Excerpt from a dataset:
^^^^
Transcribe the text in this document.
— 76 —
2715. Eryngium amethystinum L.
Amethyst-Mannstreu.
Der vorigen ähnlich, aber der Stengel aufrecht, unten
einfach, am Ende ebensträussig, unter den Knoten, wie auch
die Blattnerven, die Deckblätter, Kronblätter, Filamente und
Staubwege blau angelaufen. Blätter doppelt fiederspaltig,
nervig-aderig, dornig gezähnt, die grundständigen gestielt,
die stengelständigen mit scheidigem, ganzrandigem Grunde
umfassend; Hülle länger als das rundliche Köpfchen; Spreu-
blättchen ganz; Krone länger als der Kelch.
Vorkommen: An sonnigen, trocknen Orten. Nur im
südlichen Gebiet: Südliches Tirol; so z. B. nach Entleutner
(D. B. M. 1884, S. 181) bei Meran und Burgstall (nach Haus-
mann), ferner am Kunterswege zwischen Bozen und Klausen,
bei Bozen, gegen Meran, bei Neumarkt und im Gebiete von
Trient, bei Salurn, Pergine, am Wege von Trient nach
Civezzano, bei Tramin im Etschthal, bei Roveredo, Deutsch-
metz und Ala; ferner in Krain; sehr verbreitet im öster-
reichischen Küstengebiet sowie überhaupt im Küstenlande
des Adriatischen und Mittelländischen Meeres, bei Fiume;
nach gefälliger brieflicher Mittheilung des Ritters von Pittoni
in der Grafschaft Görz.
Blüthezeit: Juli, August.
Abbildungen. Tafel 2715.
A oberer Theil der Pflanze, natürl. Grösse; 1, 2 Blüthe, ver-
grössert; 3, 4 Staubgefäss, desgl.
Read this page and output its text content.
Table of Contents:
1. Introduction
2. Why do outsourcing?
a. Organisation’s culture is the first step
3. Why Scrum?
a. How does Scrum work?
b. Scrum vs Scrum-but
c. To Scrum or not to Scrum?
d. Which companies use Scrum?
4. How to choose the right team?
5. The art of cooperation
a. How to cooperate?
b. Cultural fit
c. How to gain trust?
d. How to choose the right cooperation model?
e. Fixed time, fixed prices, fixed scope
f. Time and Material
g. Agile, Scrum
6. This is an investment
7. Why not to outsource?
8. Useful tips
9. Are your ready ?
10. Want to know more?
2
^^^^
:: TASK DIRECTIONS ::
Reproduce the entries above in full by retyping them exactly.

:: WORKED SOLUTION ::
Transcribe the text in this document.
— 76 —
2715. Eryngium amethystinum L.
Amethyst-Mannstreu.
Der vorigen ähnlich, aber der Stengel aufrecht, unten
einfach, am Ende ebensträussig, unter den Knoten, wie auch
die Blattnerven, die Deckblätter, Kronblätter, Filamente und
Staubwege blau angelaufen. Blätter doppelt fiederspaltig,
nervig-aderig, dornig gezähnt, die grundständigen gestielt,
die stengelständigen mit scheidigem, ganzrandigem Grunde
umfassend; Hülle länger als das rundliche Köpfchen; Spreu-
blättchen ganz; Krone länger als der Kelch.
Vorkommen: An sonnigen, trocknen Orten. Nur im
südlichen Gebiet: Südliches Tirol; so z. B. nach Entleutner
(D. B. M. 1884, S. 181) bei Meran und Burgstall (nach Haus-
mann), ferner am Kunterswege zwischen Bozen und Klausen,
bei Bozen, gegen Meran, bei Neumarkt und im Gebiete von
Trient, bei Salurn, Pergine, am Wege von Trient nach
Civezzano, bei Tramin im Etschthal, bei Roveredo, Deutsch-
metz und Ala; ferner in Krain; sehr verbreitet im öster-
reichischen Küstengebiet sowie überhaupt im Küstenlande
des Adriatischen und Mittelländischen Meeres, bei Fiume;
nach gefälliger brieflicher Mittheilung des Ritters von Pittoni
in der Grafschaft Görz.
Blüthezeit: Juli, August.
Abbildungen. Tafel 2715.
A oberer Theil der Pflanze, natürl. Grösse; 1, 2 Blüthe, ver-
grössert; 3, 4 Staubgefäss, desgl.
Read this page and output its text content.
Table of Contents:
1. Introduction
2. Why do outsourcing?
a. Organisation’s culture is the first step
3. Why Scrum?
a. How does Scrum work?
b. Scrum vs Scrum-but
c. To Scrum or not to Scrum?
d. Which companies use Scrum?
4. How to choose the right team?
5. The art of cooperation
a. How to cooperate?
b. Cultural fit
c. How to gain trust?
d. How to choose the right cooperation model?
e. Fixed time, fixed prices, fixed scope
f. Time and Material
g. Agile, Scrum
6. This is an investment
7. Why not to outsource?
8. Useful tips
9. Are your ready ?
10. Want to know more?
2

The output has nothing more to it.